== Stated task ==
Reproduce the listing below word for word, with no pictures.

== Record set ==
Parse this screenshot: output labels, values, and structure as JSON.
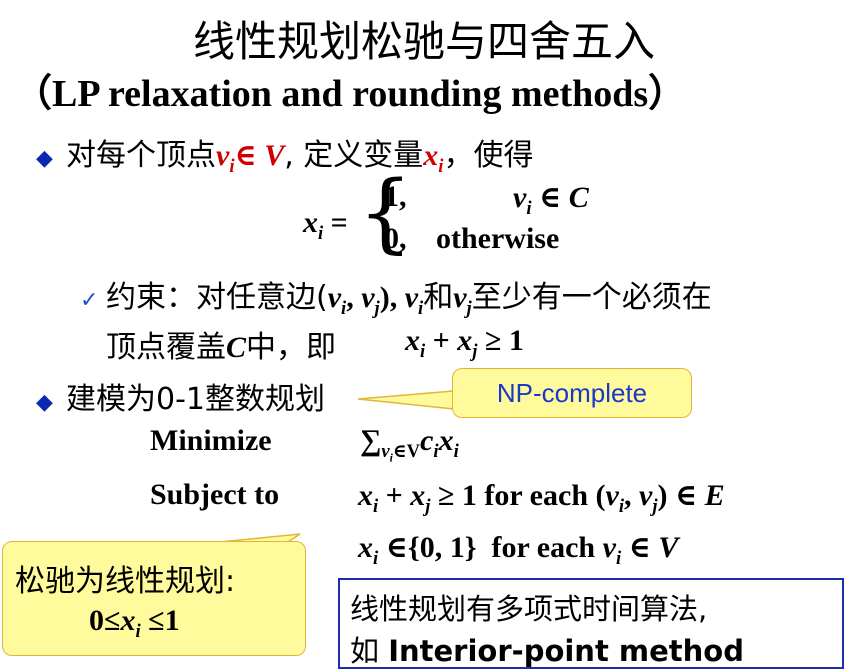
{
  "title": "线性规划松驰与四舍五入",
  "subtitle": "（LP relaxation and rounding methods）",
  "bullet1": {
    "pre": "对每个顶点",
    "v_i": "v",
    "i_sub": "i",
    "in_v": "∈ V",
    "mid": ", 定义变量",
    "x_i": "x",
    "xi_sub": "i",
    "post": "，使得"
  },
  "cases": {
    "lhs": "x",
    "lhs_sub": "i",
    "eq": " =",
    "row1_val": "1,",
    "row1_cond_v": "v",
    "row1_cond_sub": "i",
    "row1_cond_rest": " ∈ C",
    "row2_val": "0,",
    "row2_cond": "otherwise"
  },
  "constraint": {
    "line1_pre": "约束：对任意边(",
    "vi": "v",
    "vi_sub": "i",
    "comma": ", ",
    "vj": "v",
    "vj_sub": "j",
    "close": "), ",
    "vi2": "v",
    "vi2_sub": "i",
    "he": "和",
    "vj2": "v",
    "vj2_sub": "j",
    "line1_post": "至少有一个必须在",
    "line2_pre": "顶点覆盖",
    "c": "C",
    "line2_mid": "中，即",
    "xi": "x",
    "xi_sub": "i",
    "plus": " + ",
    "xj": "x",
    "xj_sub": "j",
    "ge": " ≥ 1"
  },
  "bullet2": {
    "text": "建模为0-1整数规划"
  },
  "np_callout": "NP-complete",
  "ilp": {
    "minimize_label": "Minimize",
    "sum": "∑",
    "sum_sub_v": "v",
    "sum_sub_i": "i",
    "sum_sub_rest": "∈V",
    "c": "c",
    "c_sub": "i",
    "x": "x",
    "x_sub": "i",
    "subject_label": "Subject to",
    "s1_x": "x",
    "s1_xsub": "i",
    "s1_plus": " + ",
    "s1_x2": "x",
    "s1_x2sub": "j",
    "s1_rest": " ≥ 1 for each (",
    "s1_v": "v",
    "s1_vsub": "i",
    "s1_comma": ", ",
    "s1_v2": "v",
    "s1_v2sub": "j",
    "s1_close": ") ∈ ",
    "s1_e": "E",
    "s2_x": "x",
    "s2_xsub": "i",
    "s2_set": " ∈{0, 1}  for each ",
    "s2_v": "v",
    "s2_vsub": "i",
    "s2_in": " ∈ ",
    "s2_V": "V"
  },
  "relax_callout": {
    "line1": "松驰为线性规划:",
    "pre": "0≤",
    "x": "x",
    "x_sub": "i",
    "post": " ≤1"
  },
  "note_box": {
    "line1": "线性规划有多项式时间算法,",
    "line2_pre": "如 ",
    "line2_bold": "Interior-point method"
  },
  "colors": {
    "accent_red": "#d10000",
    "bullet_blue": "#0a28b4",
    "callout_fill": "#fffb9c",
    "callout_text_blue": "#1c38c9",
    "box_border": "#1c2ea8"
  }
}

== Task solution ==
Parse this screenshot: output labels, values, and structure as JSON.
{
  "title": "线性规划松驰与四舍五入",
  "subtitle": "（LP relaxation and rounding methods）",
  "bullet1": {
    "pre": "对每个顶点",
    "v_i": "v",
    "i_sub": "i",
    "in_v": "∈ V",
    "mid": ", 定义变量",
    "x_i": "x",
    "xi_sub": "i",
    "post": "，使得"
  },
  "cases": {
    "lhs": "x",
    "lhs_sub": "i",
    "eq": " =",
    "row1_val": "1,",
    "row1_cond_v": "v",
    "row1_cond_sub": "i",
    "row1_cond_rest": " ∈ C",
    "row2_val": "0,",
    "row2_cond": "otherwise"
  },
  "constraint": {
    "line1_pre": "约束：对任意边(",
    "vi": "v",
    "vi_sub": "i",
    "comma": ", ",
    "vj": "v",
    "vj_sub": "j",
    "close": "), ",
    "vi2": "v",
    "vi2_sub": "i",
    "he": "和",
    "vj2": "v",
    "vj2_sub": "j",
    "line1_post": "至少有一个必须在",
    "line2_pre": "顶点覆盖",
    "c": "C",
    "line2_mid": "中，即",
    "xi": "x",
    "xi_sub": "i",
    "plus": " + ",
    "xj": "x",
    "xj_sub": "j",
    "ge": " ≥ 1"
  },
  "bullet2": {
    "text": "建模为0-1整数规划"
  },
  "np_callout": "NP-complete",
  "ilp": {
    "minimize_label": "Minimize",
    "sum": "∑",
    "sum_sub_v": "v",
    "sum_sub_i": "i",
    "sum_sub_rest": "∈V",
    "c": "c",
    "c_sub": "i",
    "x": "x",
    "x_sub": "i",
    "subject_label": "Subject to",
    "s1_x": "x",
    "s1_xsub": "i",
    "s1_plus": " + ",
    "s1_x2": "x",
    "s1_x2sub": "j",
    "s1_rest": " ≥ 1 for each (",
    "s1_v": "v",
    "s1_vsub": "i",
    "s1_comma": ", ",
    "s1_v2": "v",
    "s1_v2sub": "j",
    "s1_close": ") ∈ ",
    "s1_e": "E",
    "s2_x": "x",
    "s2_xsub": "i",
    "s2_set": " ∈{0, 1}  for each ",
    "s2_v": "v",
    "s2_vsub": "i",
    "s2_in": " ∈ ",
    "s2_V": "V"
  },
  "relax_callout": {
    "line1": "松驰为线性规划:",
    "pre": "0≤",
    "x": "x",
    "x_sub": "i",
    "post": " ≤1"
  },
  "note_box": {
    "line1": "线性规划有多项式时间算法,",
    "line2_pre": "如 ",
    "line2_bold": "Interior-point method"
  },
  "colors": {
    "accent_red": "#d10000",
    "bullet_blue": "#0a28b4",
    "callout_fill": "#fffb9c",
    "callout_text_blue": "#1c38c9",
    "box_border": "#1c2ea8"
  }
}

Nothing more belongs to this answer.